(Stored data)
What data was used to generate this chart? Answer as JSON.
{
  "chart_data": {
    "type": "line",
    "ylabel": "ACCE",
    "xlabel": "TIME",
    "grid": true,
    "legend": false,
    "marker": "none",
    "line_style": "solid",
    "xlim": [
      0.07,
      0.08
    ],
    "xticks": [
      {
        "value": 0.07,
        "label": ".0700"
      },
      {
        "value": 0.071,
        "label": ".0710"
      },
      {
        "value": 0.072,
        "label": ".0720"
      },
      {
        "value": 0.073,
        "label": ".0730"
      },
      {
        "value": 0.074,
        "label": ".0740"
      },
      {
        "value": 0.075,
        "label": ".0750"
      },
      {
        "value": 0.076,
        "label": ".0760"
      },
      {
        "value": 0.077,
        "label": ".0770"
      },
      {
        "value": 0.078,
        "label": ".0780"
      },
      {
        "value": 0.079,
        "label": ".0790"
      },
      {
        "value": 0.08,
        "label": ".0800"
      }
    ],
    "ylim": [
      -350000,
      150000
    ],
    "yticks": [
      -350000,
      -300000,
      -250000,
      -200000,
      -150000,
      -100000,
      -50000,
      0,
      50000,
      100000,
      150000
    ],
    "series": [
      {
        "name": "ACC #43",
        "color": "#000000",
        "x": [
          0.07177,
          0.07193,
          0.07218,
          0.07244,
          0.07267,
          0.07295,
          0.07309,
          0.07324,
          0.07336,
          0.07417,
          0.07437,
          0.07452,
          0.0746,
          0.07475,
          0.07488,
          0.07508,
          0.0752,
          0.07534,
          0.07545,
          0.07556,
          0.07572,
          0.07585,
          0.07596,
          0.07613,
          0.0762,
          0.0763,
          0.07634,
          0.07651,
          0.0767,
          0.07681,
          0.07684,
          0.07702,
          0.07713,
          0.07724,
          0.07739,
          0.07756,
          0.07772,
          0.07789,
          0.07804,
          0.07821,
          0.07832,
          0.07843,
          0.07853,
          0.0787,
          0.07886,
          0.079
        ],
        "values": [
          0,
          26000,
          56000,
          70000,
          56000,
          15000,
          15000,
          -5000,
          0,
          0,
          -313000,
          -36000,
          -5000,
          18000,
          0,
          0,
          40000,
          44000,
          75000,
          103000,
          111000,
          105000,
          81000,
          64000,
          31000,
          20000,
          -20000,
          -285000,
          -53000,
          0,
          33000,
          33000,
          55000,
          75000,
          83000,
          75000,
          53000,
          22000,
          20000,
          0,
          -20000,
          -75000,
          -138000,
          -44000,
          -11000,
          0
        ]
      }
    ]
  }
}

(Short exercise) Copy each line of the data exactly, leaving nothing out.

(Expected answer)
What data was used to generate this chart? Answer as JSON.
{
  "chart_data": {
    "type": "line",
    "ylabel": "ACCE",
    "xlabel": "TIME",
    "grid": true,
    "legend": false,
    "marker": "none",
    "line_style": "solid",
    "xlim": [
      0.07,
      0.08
    ],
    "xticks": [
      {
        "value": 0.07,
        "label": ".0700"
      },
      {
        "value": 0.071,
        "label": ".0710"
      },
      {
        "value": 0.072,
        "label": ".0720"
      },
      {
        "value": 0.073,
        "label": ".0730"
      },
      {
        "value": 0.074,
        "label": ".0740"
      },
      {
        "value": 0.075,
        "label": ".0750"
      },
      {
        "value": 0.076,
        "label": ".0760"
      },
      {
        "value": 0.077,
        "label": ".0770"
      },
      {
        "value": 0.078,
        "label": ".0780"
      },
      {
        "value": 0.079,
        "label": ".0790"
      },
      {
        "value": 0.08,
        "label": ".0800"
      }
    ],
    "ylim": [
      -350000,
      150000
    ],
    "yticks": [
      -350000,
      -300000,
      -250000,
      -200000,
      -150000,
      -100000,
      -50000,
      0,
      50000,
      100000,
      150000
    ],
    "series": [
      {
        "name": "ACC #43",
        "color": "#000000",
        "x": [
          0.07177,
          0.07193,
          0.07218,
          0.07244,
          0.07267,
          0.07295,
          0.07309,
          0.07324,
          0.07336,
          0.07417,
          0.07437,
          0.07452,
          0.0746,
          0.07475,
          0.07488,
          0.07508,
          0.0752,
          0.07534,
          0.07545,
          0.07556,
          0.07572,
          0.07585,
          0.07596,
          0.07613,
          0.0762,
          0.0763,
          0.07634,
          0.07651,
          0.0767,
          0.07681,
          0.07684,
          0.07702,
          0.07713,
          0.07724,
          0.07739,
          0.07756,
          0.07772,
          0.07789,
          0.07804,
          0.07821,
          0.07832,
          0.07843,
          0.07853,
          0.0787,
          0.07886,
          0.079
        ],
        "values": [
          0,
          26000,
          56000,
          70000,
          56000,
          15000,
          15000,
          -5000,
          0,
          0,
          -313000,
          -36000,
          -5000,
          18000,
          0,
          0,
          40000,
          44000,
          75000,
          103000,
          111000,
          105000,
          81000,
          64000,
          31000,
          20000,
          -20000,
          -285000,
          -53000,
          0,
          33000,
          33000,
          55000,
          75000,
          83000,
          75000,
          53000,
          22000,
          20000,
          0,
          -20000,
          -75000,
          -138000,
          -44000,
          -11000,
          0
        ]
      }
    ]
  }
}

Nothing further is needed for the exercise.